Recorded data:
****************************************

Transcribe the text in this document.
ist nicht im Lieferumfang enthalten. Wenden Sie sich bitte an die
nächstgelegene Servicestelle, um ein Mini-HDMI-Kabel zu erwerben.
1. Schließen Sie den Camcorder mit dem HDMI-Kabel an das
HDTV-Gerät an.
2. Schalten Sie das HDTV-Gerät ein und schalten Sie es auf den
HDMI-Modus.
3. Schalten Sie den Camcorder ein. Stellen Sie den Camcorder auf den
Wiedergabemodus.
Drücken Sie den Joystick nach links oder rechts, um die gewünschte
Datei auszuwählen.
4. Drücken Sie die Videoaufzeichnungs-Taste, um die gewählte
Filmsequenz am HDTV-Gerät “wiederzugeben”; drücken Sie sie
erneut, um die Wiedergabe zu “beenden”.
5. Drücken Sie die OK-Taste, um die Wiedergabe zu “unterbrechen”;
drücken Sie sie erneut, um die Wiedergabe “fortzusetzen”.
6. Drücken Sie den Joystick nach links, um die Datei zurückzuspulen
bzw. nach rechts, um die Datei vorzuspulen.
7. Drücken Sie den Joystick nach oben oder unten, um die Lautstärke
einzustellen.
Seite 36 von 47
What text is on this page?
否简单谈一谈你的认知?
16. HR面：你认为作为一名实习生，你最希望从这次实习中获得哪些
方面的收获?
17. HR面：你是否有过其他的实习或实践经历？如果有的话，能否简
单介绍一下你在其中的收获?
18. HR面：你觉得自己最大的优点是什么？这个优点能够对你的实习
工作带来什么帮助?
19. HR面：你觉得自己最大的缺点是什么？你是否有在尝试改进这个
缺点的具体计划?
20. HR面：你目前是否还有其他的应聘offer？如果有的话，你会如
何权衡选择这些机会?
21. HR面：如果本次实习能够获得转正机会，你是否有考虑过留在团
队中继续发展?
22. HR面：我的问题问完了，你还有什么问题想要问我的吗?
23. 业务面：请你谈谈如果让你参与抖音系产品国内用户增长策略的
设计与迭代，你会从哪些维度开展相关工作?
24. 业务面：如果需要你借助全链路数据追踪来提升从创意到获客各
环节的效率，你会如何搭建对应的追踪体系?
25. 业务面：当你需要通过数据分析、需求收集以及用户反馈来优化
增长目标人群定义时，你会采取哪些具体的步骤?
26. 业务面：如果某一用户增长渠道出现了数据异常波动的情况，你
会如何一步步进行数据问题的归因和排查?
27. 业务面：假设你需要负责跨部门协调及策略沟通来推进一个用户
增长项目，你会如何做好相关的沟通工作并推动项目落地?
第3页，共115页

****************************************

Set problem: Go through the data and gather every line that holds "rechts".

Expected answer:
Drücken Sie den Joystick nach links oder rechts, um die gewünschte
bzw. nach rechts, um die Datei vorzuspulen.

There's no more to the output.